Aim of the exercise:
Give back the full material, exactly as it reads.

Information provided:
************
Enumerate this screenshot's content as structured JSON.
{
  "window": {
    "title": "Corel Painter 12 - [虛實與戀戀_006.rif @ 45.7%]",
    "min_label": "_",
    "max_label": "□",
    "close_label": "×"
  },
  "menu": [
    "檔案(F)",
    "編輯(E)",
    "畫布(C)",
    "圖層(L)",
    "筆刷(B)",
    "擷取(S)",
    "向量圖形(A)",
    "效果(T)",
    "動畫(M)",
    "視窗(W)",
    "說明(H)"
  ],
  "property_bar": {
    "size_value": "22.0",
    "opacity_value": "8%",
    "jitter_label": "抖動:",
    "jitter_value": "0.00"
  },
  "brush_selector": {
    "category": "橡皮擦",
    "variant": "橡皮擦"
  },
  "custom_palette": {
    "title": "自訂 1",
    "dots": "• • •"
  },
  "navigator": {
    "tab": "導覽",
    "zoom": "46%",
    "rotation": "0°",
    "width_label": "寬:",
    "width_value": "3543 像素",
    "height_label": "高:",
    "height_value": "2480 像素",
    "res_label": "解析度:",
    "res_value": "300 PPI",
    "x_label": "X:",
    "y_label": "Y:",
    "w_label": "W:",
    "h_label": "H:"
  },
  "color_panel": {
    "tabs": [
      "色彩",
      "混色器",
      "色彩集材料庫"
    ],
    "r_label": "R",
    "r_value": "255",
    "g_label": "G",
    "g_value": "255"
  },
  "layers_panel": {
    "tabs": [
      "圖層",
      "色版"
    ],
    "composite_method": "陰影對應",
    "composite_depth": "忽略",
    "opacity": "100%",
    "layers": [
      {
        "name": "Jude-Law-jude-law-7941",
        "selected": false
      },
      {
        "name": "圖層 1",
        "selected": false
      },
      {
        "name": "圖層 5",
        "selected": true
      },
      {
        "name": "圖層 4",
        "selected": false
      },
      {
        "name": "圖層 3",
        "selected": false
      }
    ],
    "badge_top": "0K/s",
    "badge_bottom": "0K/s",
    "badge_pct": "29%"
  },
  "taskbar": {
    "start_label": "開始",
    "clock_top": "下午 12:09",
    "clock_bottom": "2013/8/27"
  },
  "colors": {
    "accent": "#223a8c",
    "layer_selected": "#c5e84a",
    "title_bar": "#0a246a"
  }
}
************
Exercise result:
Enumerate this screenshot's content as structured JSON.
{
  "window": {
    "title": "Corel Painter 12 - [虛實與戀戀_006.rif @ 45.7%]",
    "min_label": "_",
    "max_label": "□",
    "close_label": "×"
  },
  "menu": [
    "檔案(F)",
    "編輯(E)",
    "畫布(C)",
    "圖層(L)",
    "筆刷(B)",
    "擷取(S)",
    "向量圖形(A)",
    "效果(T)",
    "動畫(M)",
    "視窗(W)",
    "說明(H)"
  ],
  "property_bar": {
    "size_value": "22.0",
    "opacity_value": "8%",
    "jitter_label": "抖動:",
    "jitter_value": "0.00"
  },
  "brush_selector": {
    "category": "橡皮擦",
    "variant": "橡皮擦"
  },
  "custom_palette": {
    "title": "自訂 1",
    "dots": "• • •"
  },
  "navigator": {
    "tab": "導覽",
    "zoom": "46%",
    "rotation": "0°",
    "width_label": "寬:",
    "width_value": "3543 像素",
    "height_label": "高:",
    "height_value": "2480 像素",
    "res_label": "解析度:",
    "res_value": "300 PPI",
    "x_label": "X:",
    "y_label": "Y:",
    "w_label": "W:",
    "h_label": "H:"
  },
  "color_panel": {
    "tabs": [
      "色彩",
      "混色器",
      "色彩集材料庫"
    ],
    "r_label": "R",
    "r_value": "255",
    "g_label": "G",
    "g_value": "255"
  },
  "layers_panel": {
    "tabs": [
      "圖層",
      "色版"
    ],
    "composite_method": "陰影對應",
    "composite_depth": "忽略",
    "opacity": "100%",
    "layers": [
      {
        "name": "Jude-Law-jude-law-7941",
        "selected": false
      },
      {
        "name": "圖層 1",
        "selected": false
      },
      {
        "name": "圖層 5",
        "selected": true
      },
      {
        "name": "圖層 4",
        "selected": false
      },
      {
        "name": "圖層 3",
        "selected": false
      }
    ],
    "badge_top": "0K/s",
    "badge_bottom": "0K/s",
    "badge_pct": "29%"
  },
  "taskbar": {
    "start_label": "開始",
    "clock_top": "下午 12:09",
    "clock_bottom": "2013/8/27"
  },
  "colors": {
    "accent": "#223a8c",
    "layer_selected": "#c5e84a",
    "title_bar": "#0a246a"
  }
}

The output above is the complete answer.